* _WORK TO COMPLETE_:
Find every line in the records that holds the string "Филиал". Copy each one.

* _DATASET ENTRIES_:
--- --- ---

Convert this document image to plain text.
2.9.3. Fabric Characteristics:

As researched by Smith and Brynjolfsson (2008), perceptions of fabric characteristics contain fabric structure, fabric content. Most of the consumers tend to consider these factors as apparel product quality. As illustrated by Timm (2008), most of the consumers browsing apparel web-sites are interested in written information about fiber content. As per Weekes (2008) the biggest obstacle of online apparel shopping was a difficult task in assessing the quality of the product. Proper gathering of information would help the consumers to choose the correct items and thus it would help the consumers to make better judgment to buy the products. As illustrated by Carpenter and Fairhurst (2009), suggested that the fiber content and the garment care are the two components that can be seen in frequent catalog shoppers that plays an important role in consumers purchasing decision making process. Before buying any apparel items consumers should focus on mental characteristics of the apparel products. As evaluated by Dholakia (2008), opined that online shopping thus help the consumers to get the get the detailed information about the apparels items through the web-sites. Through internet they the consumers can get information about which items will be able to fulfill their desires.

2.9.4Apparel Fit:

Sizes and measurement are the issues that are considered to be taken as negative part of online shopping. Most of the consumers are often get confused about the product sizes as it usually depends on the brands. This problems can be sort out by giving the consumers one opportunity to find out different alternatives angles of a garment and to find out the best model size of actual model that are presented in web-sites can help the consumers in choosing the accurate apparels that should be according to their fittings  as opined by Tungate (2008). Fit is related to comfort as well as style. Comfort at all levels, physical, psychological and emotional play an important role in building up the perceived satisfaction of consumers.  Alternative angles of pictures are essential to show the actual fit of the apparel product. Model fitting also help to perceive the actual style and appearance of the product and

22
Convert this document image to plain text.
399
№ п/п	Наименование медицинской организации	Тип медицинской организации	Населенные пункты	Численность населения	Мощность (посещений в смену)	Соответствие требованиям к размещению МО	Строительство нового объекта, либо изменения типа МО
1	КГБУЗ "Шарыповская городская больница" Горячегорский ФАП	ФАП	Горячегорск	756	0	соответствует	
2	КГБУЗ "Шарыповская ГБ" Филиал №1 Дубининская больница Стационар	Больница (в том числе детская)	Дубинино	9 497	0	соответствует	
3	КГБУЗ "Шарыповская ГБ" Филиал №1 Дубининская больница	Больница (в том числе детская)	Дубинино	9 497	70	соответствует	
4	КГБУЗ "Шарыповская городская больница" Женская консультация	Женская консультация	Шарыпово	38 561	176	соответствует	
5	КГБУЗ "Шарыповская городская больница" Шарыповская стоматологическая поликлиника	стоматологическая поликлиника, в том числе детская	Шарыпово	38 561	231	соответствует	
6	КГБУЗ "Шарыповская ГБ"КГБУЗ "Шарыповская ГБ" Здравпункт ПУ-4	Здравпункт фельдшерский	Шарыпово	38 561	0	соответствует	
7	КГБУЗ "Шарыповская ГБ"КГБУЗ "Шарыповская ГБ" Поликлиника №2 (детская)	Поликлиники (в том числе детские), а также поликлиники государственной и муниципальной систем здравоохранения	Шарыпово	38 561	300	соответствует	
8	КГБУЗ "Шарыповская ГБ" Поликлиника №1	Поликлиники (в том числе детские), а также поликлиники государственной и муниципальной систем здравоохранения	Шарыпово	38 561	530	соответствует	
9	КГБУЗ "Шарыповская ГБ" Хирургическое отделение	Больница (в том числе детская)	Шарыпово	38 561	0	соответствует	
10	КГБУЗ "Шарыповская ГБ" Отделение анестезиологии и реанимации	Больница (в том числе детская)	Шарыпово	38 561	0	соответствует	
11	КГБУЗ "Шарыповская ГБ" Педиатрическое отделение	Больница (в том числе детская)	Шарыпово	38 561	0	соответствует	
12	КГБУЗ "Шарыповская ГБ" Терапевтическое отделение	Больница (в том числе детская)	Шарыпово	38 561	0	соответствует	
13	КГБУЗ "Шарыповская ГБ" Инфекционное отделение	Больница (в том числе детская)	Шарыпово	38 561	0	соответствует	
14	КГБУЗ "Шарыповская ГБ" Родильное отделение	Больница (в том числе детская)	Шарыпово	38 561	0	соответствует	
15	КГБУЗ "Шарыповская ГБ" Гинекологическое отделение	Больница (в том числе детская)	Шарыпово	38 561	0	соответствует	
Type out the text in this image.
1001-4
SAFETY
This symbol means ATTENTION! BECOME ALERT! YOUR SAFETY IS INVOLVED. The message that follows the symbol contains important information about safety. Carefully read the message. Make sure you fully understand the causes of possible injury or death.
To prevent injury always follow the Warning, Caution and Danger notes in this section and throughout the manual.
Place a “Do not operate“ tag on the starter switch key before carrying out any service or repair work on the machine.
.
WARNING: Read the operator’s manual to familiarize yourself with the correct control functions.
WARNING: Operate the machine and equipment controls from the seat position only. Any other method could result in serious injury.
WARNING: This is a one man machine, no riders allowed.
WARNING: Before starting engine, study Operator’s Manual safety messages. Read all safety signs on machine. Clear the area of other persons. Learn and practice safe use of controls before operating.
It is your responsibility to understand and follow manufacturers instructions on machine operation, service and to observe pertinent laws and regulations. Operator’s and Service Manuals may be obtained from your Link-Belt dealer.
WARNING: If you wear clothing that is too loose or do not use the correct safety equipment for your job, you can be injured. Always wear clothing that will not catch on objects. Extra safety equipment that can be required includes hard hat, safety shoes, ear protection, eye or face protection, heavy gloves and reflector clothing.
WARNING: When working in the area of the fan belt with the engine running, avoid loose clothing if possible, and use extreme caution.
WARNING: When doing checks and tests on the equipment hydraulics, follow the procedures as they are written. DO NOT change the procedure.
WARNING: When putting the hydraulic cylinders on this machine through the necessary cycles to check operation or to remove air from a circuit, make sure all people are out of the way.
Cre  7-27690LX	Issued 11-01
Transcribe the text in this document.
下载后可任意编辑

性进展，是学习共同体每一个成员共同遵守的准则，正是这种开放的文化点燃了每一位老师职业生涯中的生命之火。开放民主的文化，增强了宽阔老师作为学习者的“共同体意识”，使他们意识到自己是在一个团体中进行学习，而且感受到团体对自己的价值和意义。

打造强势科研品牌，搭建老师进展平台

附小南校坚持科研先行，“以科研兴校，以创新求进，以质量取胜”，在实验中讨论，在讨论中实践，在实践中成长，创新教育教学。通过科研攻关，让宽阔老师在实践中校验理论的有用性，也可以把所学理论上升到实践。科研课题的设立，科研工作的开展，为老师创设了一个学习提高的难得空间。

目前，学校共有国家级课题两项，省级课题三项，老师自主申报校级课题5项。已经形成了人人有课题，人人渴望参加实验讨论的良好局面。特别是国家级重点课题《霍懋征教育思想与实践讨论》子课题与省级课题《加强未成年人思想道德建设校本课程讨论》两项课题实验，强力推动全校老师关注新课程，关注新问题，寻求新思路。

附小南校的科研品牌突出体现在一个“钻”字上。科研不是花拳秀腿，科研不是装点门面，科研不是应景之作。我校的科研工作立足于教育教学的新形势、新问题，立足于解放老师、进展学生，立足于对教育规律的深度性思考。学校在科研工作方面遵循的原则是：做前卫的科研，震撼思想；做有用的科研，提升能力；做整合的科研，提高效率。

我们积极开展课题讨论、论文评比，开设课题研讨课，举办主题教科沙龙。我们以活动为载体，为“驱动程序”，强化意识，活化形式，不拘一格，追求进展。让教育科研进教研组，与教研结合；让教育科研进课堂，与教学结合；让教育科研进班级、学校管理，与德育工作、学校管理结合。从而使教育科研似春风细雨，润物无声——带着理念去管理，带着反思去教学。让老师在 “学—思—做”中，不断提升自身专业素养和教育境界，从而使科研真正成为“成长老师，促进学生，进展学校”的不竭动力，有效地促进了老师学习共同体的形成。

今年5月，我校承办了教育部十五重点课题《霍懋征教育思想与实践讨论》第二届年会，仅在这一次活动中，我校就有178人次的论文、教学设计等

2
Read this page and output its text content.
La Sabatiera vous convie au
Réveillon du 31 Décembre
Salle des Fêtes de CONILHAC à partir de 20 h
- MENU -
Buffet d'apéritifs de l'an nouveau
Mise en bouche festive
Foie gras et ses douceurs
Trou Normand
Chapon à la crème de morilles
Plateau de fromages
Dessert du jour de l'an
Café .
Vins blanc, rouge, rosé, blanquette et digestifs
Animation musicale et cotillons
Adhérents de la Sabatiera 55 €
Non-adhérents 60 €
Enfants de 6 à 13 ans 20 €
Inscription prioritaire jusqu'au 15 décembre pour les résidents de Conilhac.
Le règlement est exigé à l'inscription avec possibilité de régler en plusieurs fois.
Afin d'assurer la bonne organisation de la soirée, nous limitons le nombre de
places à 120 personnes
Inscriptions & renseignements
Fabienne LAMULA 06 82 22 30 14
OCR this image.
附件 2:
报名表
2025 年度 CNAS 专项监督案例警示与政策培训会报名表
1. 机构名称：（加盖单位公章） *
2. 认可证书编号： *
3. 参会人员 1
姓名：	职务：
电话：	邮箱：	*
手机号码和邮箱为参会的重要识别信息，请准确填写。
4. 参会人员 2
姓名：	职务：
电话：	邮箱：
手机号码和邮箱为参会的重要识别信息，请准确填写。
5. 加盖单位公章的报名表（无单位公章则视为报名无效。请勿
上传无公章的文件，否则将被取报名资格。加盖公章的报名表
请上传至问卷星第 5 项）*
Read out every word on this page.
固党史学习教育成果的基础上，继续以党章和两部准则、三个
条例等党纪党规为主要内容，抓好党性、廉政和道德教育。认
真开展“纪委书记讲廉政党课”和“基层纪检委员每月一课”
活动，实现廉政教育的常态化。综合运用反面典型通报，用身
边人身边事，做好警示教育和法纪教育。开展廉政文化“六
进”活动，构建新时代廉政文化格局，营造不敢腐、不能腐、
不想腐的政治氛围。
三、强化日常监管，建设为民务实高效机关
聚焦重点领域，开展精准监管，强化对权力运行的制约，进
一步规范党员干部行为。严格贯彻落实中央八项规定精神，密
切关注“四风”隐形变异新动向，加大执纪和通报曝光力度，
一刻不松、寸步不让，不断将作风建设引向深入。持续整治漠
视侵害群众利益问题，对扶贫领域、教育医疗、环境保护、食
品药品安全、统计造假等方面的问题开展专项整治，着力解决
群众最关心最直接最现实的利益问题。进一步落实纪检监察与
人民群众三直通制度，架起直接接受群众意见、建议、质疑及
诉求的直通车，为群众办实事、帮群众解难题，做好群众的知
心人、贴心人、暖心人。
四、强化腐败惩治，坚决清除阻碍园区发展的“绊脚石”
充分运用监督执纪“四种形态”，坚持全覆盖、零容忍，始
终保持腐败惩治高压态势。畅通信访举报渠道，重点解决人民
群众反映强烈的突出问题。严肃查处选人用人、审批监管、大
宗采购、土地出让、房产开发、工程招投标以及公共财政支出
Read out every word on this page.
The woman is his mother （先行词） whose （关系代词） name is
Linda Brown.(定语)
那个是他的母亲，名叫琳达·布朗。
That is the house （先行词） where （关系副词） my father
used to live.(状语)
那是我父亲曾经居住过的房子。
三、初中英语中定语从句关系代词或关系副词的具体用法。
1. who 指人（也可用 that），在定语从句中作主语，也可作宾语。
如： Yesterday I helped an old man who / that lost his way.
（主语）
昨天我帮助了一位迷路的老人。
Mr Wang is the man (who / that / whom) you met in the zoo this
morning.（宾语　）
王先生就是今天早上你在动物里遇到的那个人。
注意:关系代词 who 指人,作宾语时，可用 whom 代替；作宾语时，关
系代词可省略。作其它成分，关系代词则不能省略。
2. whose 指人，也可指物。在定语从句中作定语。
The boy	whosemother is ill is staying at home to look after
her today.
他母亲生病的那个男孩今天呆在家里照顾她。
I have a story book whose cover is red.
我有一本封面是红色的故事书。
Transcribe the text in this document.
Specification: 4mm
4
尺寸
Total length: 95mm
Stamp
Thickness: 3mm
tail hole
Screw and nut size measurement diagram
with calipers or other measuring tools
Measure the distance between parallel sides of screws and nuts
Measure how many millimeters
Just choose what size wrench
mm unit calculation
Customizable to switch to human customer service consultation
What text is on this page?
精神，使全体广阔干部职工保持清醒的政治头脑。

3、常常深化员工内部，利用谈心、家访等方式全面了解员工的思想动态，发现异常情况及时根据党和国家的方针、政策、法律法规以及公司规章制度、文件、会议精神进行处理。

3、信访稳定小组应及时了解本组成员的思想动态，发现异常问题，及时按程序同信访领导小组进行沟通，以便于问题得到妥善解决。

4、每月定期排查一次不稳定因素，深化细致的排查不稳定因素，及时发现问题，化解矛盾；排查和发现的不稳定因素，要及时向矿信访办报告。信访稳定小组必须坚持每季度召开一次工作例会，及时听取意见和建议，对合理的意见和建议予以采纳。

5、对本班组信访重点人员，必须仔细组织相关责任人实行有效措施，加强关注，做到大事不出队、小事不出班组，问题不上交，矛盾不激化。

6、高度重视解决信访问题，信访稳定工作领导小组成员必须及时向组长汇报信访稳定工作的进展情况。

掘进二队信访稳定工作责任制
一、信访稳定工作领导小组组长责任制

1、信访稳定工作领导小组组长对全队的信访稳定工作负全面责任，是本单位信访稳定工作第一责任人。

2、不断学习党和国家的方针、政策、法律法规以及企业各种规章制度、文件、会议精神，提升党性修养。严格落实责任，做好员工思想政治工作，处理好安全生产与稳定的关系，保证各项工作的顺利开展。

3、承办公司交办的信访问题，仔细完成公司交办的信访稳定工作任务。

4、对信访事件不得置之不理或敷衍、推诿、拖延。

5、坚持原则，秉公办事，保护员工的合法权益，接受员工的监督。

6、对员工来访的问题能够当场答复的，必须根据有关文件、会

--- --- ---

* _RESULT OF THE TASK_:
2	КГБУЗ "Шарыповская ГБ" Филиал №1 Дубининская больница Стационар	Больница (в том числе детская)	Дубинино	9 497	0	соответствует	
3	КГБУЗ "Шарыповская ГБ" Филиал №1 Дубининская больница	Больница (в том числе детская)	Дубинино	9 497	70	соответствует	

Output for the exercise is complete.